Provided material:
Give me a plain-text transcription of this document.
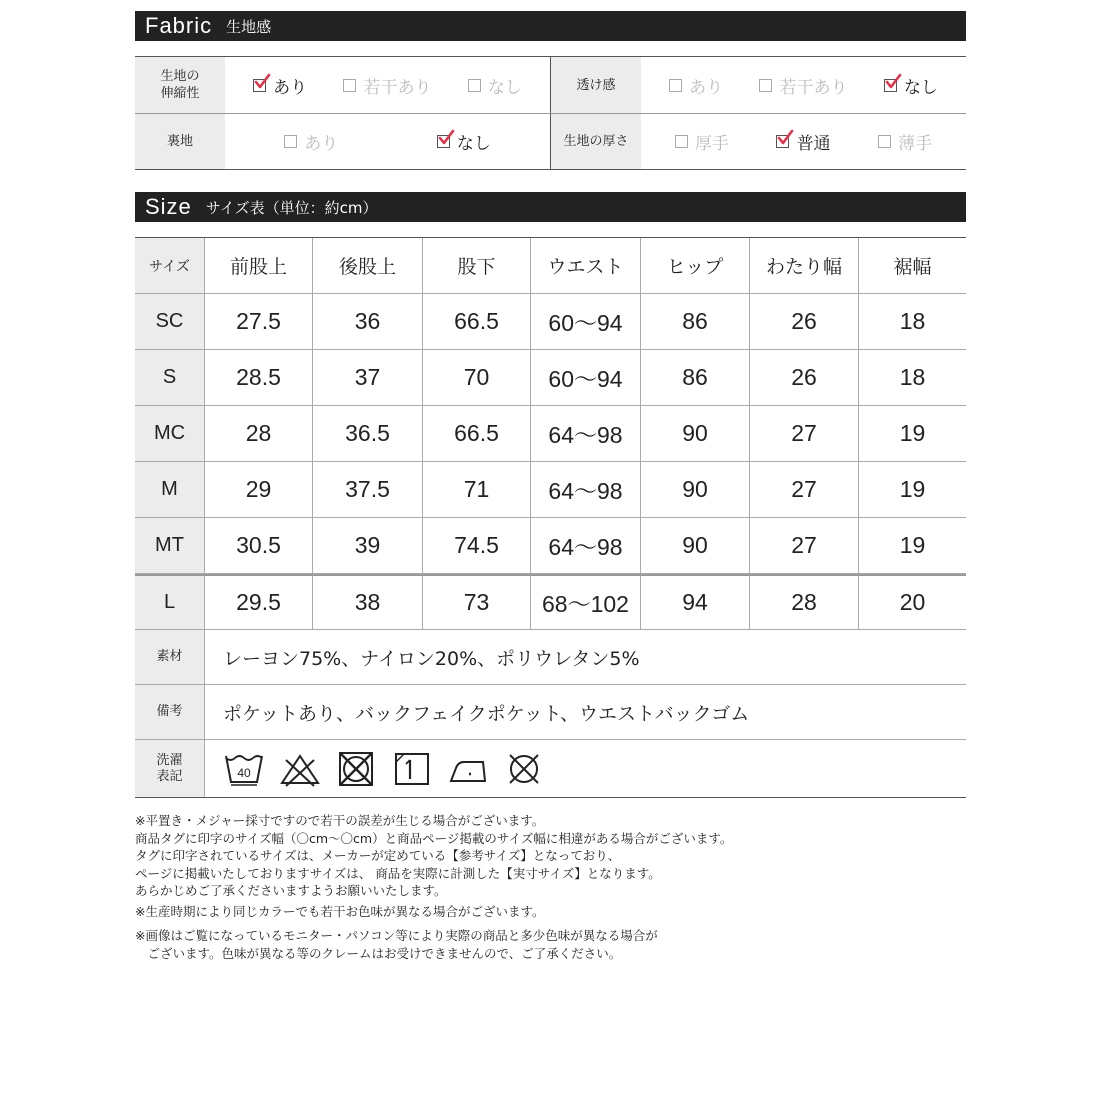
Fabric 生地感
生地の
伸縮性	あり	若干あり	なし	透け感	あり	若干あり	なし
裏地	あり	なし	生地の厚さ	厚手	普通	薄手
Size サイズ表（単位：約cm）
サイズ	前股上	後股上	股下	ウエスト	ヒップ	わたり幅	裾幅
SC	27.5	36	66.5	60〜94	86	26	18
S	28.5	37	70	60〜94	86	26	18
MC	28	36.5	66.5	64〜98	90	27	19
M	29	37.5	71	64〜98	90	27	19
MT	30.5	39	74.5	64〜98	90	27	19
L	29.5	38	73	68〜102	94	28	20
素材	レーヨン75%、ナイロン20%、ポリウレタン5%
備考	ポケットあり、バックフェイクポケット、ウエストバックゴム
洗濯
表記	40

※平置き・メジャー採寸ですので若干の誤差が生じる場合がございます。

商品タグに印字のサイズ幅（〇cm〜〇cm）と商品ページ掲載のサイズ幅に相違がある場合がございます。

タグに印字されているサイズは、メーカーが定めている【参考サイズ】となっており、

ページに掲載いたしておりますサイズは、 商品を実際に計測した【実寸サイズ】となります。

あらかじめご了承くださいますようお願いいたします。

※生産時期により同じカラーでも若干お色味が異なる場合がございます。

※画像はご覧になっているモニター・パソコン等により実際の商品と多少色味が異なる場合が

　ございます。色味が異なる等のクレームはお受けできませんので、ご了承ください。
---
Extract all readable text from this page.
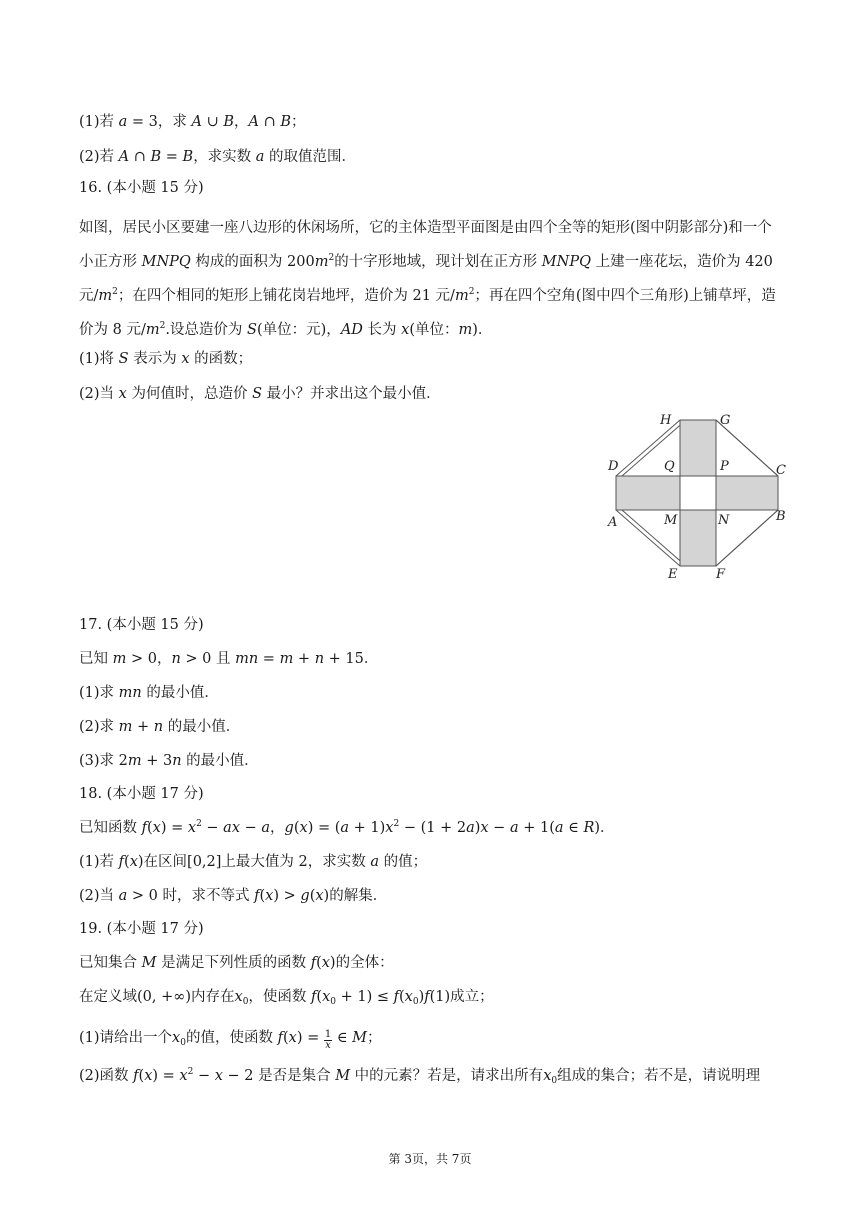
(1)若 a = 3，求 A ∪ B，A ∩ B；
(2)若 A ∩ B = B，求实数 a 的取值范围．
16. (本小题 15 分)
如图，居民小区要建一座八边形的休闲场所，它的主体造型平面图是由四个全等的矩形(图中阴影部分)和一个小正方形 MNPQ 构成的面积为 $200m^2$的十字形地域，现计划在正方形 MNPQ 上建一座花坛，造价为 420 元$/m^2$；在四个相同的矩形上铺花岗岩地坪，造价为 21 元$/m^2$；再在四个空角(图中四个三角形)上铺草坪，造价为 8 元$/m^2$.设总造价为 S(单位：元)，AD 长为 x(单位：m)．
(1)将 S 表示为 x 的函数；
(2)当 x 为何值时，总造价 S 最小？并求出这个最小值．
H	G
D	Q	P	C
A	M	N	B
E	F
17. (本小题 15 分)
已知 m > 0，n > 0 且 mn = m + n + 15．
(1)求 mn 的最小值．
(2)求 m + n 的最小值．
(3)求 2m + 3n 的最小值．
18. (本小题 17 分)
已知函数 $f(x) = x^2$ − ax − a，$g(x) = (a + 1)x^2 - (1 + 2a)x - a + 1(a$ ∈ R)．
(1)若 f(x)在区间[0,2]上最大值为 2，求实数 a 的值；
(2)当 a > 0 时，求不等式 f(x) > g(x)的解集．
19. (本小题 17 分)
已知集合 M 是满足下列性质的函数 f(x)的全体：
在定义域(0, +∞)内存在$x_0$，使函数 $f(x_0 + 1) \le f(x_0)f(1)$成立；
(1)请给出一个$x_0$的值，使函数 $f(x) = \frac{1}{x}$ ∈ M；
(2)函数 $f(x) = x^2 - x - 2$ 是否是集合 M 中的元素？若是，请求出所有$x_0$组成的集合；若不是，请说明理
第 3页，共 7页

Your instructions: Give the count of lines holding the word "text", with no other words.

Solution: 2